- _EXCERPTED RECORDS_
★ ★ ★ ★ ★

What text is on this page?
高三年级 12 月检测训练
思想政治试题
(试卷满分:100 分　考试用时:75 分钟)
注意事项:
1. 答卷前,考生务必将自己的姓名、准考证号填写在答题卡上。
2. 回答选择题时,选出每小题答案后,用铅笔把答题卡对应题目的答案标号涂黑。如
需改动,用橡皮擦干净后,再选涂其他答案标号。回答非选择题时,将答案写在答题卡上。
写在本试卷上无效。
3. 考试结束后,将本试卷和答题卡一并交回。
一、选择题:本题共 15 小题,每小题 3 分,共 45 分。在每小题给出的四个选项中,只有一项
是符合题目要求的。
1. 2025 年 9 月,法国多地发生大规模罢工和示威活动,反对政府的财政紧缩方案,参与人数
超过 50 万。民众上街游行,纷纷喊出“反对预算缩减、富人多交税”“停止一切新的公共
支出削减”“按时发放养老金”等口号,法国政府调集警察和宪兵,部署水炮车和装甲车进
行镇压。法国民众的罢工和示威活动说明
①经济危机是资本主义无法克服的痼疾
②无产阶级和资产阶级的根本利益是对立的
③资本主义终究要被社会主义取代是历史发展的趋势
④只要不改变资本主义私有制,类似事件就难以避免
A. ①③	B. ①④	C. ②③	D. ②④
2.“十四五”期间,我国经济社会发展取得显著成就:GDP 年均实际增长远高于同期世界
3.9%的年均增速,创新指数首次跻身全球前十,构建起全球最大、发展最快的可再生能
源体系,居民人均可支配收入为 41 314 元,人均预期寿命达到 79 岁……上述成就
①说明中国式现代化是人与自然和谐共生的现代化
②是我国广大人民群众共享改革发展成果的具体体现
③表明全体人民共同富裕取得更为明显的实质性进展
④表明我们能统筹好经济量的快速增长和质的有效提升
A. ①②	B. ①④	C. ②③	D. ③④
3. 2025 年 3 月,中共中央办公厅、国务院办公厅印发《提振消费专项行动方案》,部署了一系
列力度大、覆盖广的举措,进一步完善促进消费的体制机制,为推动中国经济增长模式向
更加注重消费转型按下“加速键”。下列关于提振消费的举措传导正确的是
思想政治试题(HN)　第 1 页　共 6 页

★ ★ ★ ★ ★

- _TASK PROMPT_
Reproduce all of the data exactly as given.

- _FULL OUTPUT_
What text is on this page?
高三年级 12 月检测训练
思想政治试题
(试卷满分:100 分　考试用时:75 分钟)
注意事项:
1. 答卷前,考生务必将自己的姓名、准考证号填写在答题卡上。
2. 回答选择题时,选出每小题答案后,用铅笔把答题卡对应题目的答案标号涂黑。如
需改动,用橡皮擦干净后,再选涂其他答案标号。回答非选择题时,将答案写在答题卡上。
写在本试卷上无效。
3. 考试结束后,将本试卷和答题卡一并交回。
一、选择题:本题共 15 小题,每小题 3 分,共 45 分。在每小题给出的四个选项中,只有一项
是符合题目要求的。
1. 2025 年 9 月,法国多地发生大规模罢工和示威活动,反对政府的财政紧缩方案,参与人数
超过 50 万。民众上街游行,纷纷喊出“反对预算缩减、富人多交税”“停止一切新的公共
支出削减”“按时发放养老金”等口号,法国政府调集警察和宪兵,部署水炮车和装甲车进
行镇压。法国民众的罢工和示威活动说明
①经济危机是资本主义无法克服的痼疾
②无产阶级和资产阶级的根本利益是对立的
③资本主义终究要被社会主义取代是历史发展的趋势
④只要不改变资本主义私有制,类似事件就难以避免
A. ①③	B. ①④	C. ②③	D. ②④
2.“十四五”期间,我国经济社会发展取得显著成就:GDP 年均实际增长远高于同期世界
3.9%的年均增速,创新指数首次跻身全球前十,构建起全球最大、发展最快的可再生能
源体系,居民人均可支配收入为 41 314 元,人均预期寿命达到 79 岁……上述成就
①说明中国式现代化是人与自然和谐共生的现代化
②是我国广大人民群众共享改革发展成果的具体体现
③表明全体人民共同富裕取得更为明显的实质性进展
④表明我们能统筹好经济量的快速增长和质的有效提升
A. ①②	B. ①④	C. ②③	D. ③④
3. 2025 年 3 月,中共中央办公厅、国务院办公厅印发《提振消费专项行动方案》,部署了一系
列力度大、覆盖广的举措,进一步完善促进消费的体制机制,为推动中国经济增长模式向
更加注重消费转型按下“加速键”。下列关于提振消费的举措传导正确的是
思想政治试题(HN)　第 1 页　共 6 页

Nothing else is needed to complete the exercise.